- Work instructions -
Only lines with the string "综合练习" matter here; gather them from the material below.

- Material provided -
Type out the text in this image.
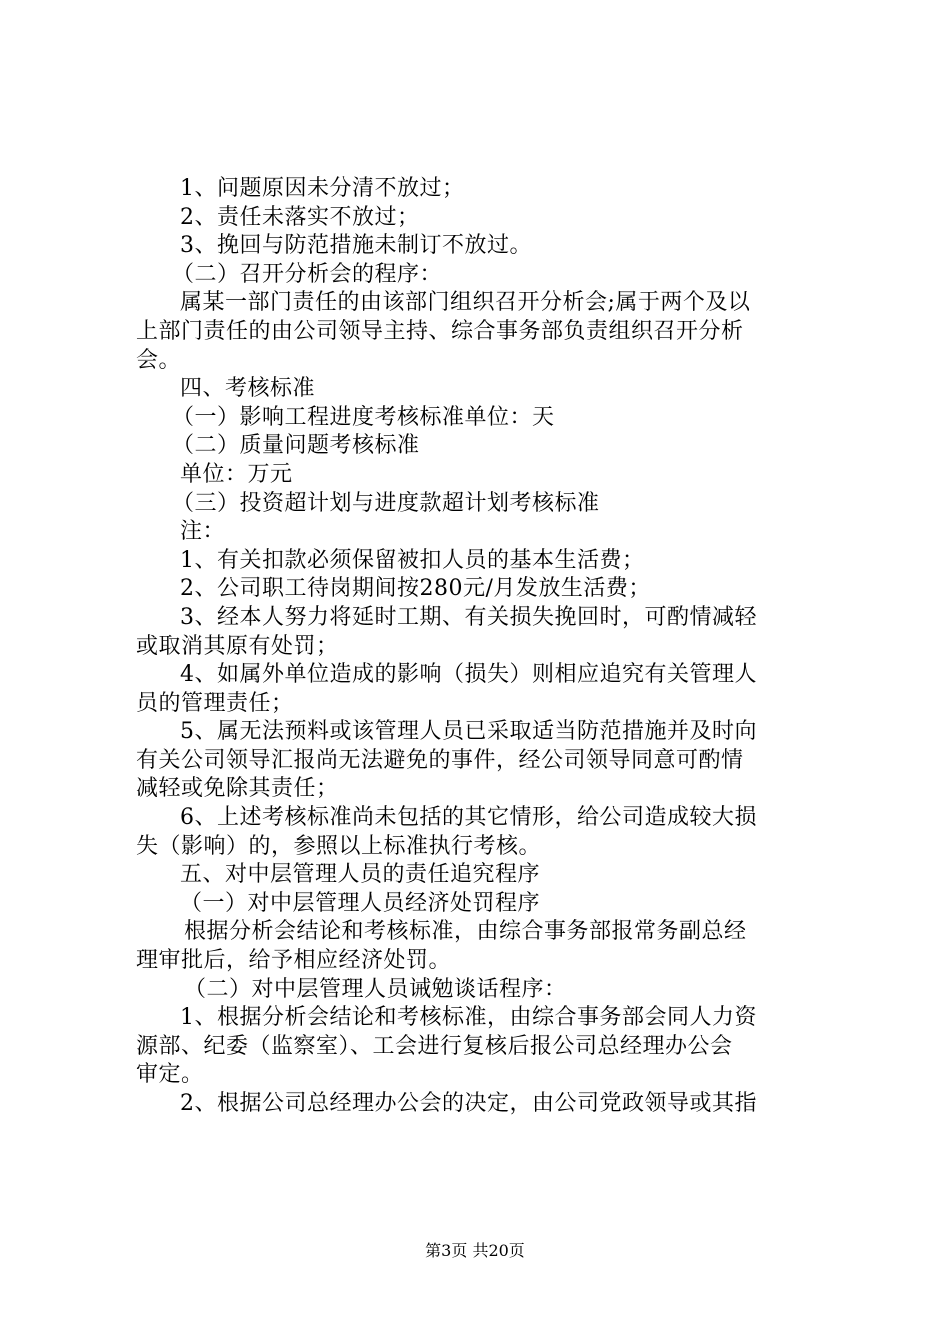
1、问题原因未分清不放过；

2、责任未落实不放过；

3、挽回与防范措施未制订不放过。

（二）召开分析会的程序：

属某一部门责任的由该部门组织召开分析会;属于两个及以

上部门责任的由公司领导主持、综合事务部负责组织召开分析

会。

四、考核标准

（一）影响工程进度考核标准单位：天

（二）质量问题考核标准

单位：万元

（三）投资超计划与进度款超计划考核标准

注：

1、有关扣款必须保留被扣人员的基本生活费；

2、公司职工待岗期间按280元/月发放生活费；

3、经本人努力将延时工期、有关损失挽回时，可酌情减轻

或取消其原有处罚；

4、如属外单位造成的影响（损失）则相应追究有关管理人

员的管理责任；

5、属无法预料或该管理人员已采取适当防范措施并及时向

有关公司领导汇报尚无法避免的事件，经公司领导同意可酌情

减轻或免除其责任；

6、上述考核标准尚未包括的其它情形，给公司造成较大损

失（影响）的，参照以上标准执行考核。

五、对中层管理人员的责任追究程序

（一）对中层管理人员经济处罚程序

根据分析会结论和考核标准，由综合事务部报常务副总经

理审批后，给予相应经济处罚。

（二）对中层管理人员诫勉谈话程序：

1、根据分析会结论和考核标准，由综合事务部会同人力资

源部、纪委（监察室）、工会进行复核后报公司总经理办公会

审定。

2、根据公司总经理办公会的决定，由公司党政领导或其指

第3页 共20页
==
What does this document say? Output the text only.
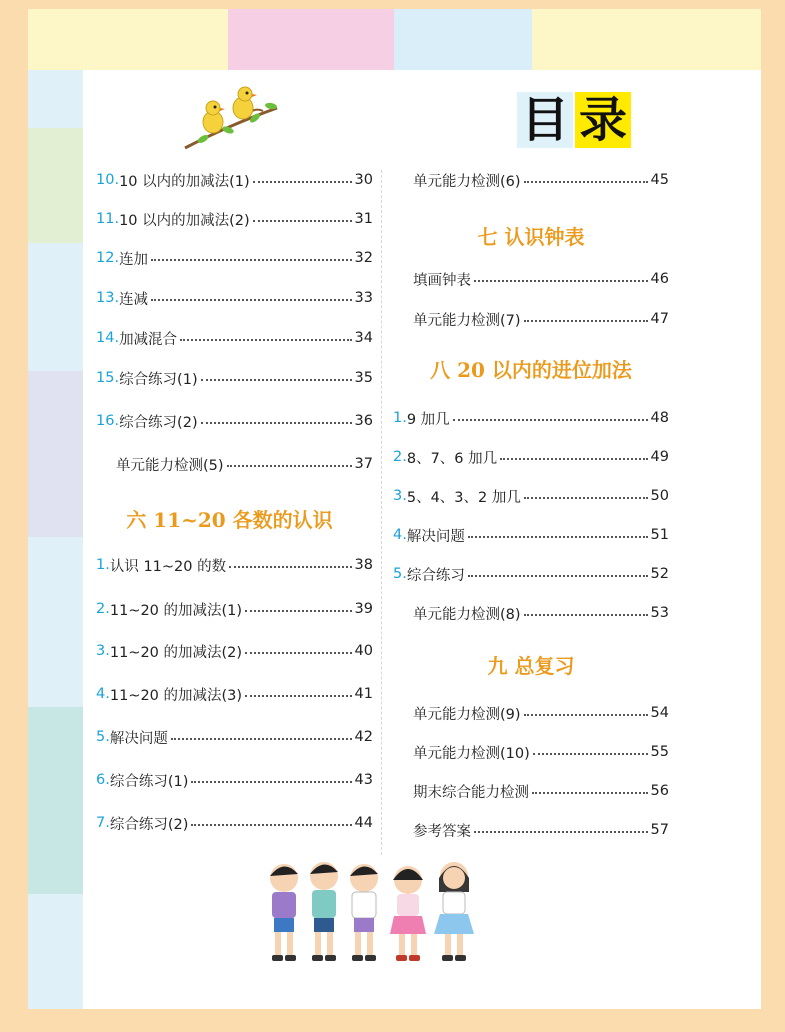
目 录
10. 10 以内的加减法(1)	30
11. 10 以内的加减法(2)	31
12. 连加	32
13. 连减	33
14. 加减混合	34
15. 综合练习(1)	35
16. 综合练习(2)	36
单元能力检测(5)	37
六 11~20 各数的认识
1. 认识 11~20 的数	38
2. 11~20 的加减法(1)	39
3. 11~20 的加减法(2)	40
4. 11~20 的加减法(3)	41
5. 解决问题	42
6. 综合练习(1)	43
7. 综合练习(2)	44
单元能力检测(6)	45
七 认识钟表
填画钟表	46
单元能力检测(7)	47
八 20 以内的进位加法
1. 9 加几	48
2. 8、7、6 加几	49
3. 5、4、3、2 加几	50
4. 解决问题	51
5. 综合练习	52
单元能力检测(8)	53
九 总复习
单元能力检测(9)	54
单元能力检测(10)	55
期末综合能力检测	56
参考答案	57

- Answer -
15. 综合练习(1)	35
16. 综合练习(2)	36
6. 综合练习(1)	43
7. 综合练习(2)	44
5. 综合练习	52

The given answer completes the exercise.